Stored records
----

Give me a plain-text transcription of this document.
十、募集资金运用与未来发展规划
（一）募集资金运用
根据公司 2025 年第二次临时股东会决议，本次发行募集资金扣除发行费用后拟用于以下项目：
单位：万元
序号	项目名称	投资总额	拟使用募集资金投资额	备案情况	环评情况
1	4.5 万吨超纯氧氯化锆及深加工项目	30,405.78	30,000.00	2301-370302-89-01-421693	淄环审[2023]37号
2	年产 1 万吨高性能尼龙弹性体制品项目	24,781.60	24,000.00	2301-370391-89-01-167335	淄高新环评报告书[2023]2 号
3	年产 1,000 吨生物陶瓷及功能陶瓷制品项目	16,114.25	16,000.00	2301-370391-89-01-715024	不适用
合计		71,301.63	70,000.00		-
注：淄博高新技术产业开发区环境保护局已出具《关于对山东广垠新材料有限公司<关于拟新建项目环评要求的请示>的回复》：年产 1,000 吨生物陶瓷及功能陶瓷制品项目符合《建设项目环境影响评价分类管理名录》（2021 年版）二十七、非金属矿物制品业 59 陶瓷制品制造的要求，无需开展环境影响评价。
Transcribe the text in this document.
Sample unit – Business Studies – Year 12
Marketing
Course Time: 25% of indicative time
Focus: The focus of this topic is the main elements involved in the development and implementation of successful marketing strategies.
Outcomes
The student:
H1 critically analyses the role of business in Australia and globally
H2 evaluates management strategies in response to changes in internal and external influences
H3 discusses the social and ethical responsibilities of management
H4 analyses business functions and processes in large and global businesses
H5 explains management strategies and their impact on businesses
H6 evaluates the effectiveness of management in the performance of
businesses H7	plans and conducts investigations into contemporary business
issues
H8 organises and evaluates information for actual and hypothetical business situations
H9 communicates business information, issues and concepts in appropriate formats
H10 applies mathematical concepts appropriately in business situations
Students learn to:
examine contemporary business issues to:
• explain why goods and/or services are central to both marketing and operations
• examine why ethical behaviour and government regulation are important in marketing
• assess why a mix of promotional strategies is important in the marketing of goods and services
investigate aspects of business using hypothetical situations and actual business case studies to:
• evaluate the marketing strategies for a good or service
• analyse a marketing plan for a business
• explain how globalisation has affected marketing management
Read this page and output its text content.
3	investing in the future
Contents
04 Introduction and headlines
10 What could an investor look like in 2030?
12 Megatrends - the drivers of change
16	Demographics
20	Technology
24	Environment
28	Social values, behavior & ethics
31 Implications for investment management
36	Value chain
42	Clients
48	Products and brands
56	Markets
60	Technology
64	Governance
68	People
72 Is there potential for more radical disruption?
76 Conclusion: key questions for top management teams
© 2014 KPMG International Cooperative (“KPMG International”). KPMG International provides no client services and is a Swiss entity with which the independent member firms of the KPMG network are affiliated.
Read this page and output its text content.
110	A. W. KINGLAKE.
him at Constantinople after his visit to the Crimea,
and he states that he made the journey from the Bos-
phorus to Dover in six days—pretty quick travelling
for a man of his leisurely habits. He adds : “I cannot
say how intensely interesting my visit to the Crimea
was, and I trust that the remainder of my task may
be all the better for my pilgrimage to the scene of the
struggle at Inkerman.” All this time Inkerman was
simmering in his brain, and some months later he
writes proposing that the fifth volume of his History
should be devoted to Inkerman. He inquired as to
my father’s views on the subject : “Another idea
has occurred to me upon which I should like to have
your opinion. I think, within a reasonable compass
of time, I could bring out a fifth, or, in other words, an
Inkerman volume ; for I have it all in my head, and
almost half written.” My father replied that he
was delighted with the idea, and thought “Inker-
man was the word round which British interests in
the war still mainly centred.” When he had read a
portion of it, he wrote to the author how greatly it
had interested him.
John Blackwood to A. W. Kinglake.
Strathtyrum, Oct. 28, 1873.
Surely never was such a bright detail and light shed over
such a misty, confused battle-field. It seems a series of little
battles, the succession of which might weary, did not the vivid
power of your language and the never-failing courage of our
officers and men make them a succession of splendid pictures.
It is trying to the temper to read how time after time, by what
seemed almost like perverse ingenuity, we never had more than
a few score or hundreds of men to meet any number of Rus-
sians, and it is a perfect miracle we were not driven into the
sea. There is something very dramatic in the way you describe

----

** WHAT IS REQUIRED **
Repeat each record exactly. Omit nothing.

** SOLUTION TO THIS EXERCISE **
Give me a plain-text transcription of this document.
十、募集资金运用与未来发展规划
（一）募集资金运用
根据公司 2025 年第二次临时股东会决议，本次发行募集资金扣除发行费用后拟用于以下项目：
单位：万元
序号	项目名称	投资总额	拟使用募集资金投资额	备案情况	环评情况
1	4.5 万吨超纯氧氯化锆及深加工项目	30,405.78	30,000.00	2301-370302-89-01-421693	淄环审[2023]37号
2	年产 1 万吨高性能尼龙弹性体制品项目	24,781.60	24,000.00	2301-370391-89-01-167335	淄高新环评报告书[2023]2 号
3	年产 1,000 吨生物陶瓷及功能陶瓷制品项目	16,114.25	16,000.00	2301-370391-89-01-715024	不适用
合计		71,301.63	70,000.00		-
注：淄博高新技术产业开发区环境保护局已出具《关于对山东广垠新材料有限公司<关于拟新建项目环评要求的请示>的回复》：年产 1,000 吨生物陶瓷及功能陶瓷制品项目符合《建设项目环境影响评价分类管理名录》（2021 年版）二十七、非金属矿物制品业 59 陶瓷制品制造的要求，无需开展环境影响评价。
Transcribe the text in this document.
Sample unit – Business Studies – Year 12
Marketing
Course Time: 25% of indicative time
Focus: The focus of this topic is the main elements involved in the development and implementation of successful marketing strategies.
Outcomes
The student:
H1 critically analyses the role of business in Australia and globally
H2 evaluates management strategies in response to changes in internal and external influences
H3 discusses the social and ethical responsibilities of management
H4 analyses business functions and processes in large and global businesses
H5 explains management strategies and their impact on businesses
H6 evaluates the effectiveness of management in the performance of
businesses H7	plans and conducts investigations into contemporary business
issues
H8 organises and evaluates information for actual and hypothetical business situations
H9 communicates business information, issues and concepts in appropriate formats
H10 applies mathematical concepts appropriately in business situations
Students learn to:
examine contemporary business issues to:
• explain why goods and/or services are central to both marketing and operations
• examine why ethical behaviour and government regulation are important in marketing
• assess why a mix of promotional strategies is important in the marketing of goods and services
investigate aspects of business using hypothetical situations and actual business case studies to:
• evaluate the marketing strategies for a good or service
• analyse a marketing plan for a business
• explain how globalisation has affected marketing management
Read this page and output its text content.
3	investing in the future
Contents
04 Introduction and headlines
10 What could an investor look like in 2030?
12 Megatrends - the drivers of change
16	Demographics
20	Technology
24	Environment
28	Social values, behavior & ethics
31 Implications for investment management
36	Value chain
42	Clients
48	Products and brands
56	Markets
60	Technology
64	Governance
68	People
72 Is there potential for more radical disruption?
76 Conclusion: key questions for top management teams
© 2014 KPMG International Cooperative (“KPMG International”). KPMG International provides no client services and is a Swiss entity with which the independent member firms of the KPMG network are affiliated.
Read this page and output its text content.
110	A. W. KINGLAKE.
him at Constantinople after his visit to the Crimea,
and he states that he made the journey from the Bos-
phorus to Dover in six days—pretty quick travelling
for a man of his leisurely habits. He adds : “I cannot
say how intensely interesting my visit to the Crimea
was, and I trust that the remainder of my task may
be all the better for my pilgrimage to the scene of the
struggle at Inkerman.” All this time Inkerman was
simmering in his brain, and some months later he
writes proposing that the fifth volume of his History
should be devoted to Inkerman. He inquired as to
my father’s views on the subject : “Another idea
has occurred to me upon which I should like to have
your opinion. I think, within a reasonable compass
of time, I could bring out a fifth, or, in other words, an
Inkerman volume ; for I have it all in my head, and
almost half written.” My father replied that he
was delighted with the idea, and thought “Inker-
man was the word round which British interests in
the war still mainly centred.” When he had read a
portion of it, he wrote to the author how greatly it
had interested him.
John Blackwood to A. W. Kinglake.
Strathtyrum, Oct. 28, 1873.
Surely never was such a bright detail and light shed over
such a misty, confused battle-field. It seems a series of little
battles, the succession of which might weary, did not the vivid
power of your language and the never-failing courage of our
officers and men make them a succession of splendid pictures.
It is trying to the temper to read how time after time, by what
seemed almost like perverse ingenuity, we never had more than
a few score or hundreds of men to meet any number of Rus-
sians, and it is a perfect miracle we were not driven into the
sea. There is something very dramatic in the way you describe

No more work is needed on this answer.